# EXERCISE INPUT:

-----

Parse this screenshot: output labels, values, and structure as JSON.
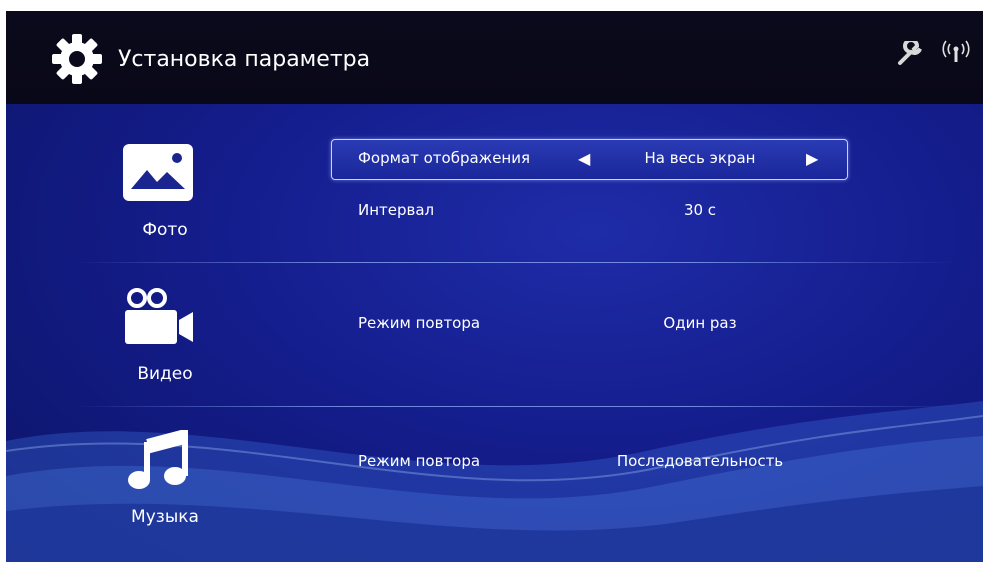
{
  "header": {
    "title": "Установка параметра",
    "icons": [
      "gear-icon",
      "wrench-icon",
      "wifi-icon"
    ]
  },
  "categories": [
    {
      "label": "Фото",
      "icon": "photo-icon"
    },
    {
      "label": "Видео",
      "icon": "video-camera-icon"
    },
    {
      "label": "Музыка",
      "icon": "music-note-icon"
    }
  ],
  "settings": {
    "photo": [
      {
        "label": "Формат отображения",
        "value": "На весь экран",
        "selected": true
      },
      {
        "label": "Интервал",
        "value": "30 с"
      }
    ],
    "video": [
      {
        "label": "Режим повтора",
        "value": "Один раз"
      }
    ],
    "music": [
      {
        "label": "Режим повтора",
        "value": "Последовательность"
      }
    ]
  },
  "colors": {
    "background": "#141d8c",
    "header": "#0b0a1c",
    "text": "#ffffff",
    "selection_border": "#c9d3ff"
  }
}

-----

# DESCRIPTION OF THE TASK:
Pictures stay out; reproduce every line of the records exactly.

# THE RESULT:
Parse this screenshot: output labels, values, and structure as JSON.
{
  "header": {
    "title": "Установка параметра",
    "icons": [
      "gear-icon",
      "wrench-icon",
      "wifi-icon"
    ]
  },
  "categories": [
    {
      "label": "Фото",
      "icon": "photo-icon"
    },
    {
      "label": "Видео",
      "icon": "video-camera-icon"
    },
    {
      "label": "Музыка",
      "icon": "music-note-icon"
    }
  ],
  "settings": {
    "photo": [
      {
        "label": "Формат отображения",
        "value": "На весь экран",
        "selected": true
      },
      {
        "label": "Интервал",
        "value": "30 с"
      }
    ],
    "video": [
      {
        "label": "Режим повтора",
        "value": "Один раз"
      }
    ],
    "music": [
      {
        "label": "Режим повтора",
        "value": "Последовательность"
      }
    ]
  },
  "colors": {
    "background": "#141d8c",
    "header": "#0b0a1c",
    "text": "#ffffff",
    "selection_border": "#c9d3ff"
  }
}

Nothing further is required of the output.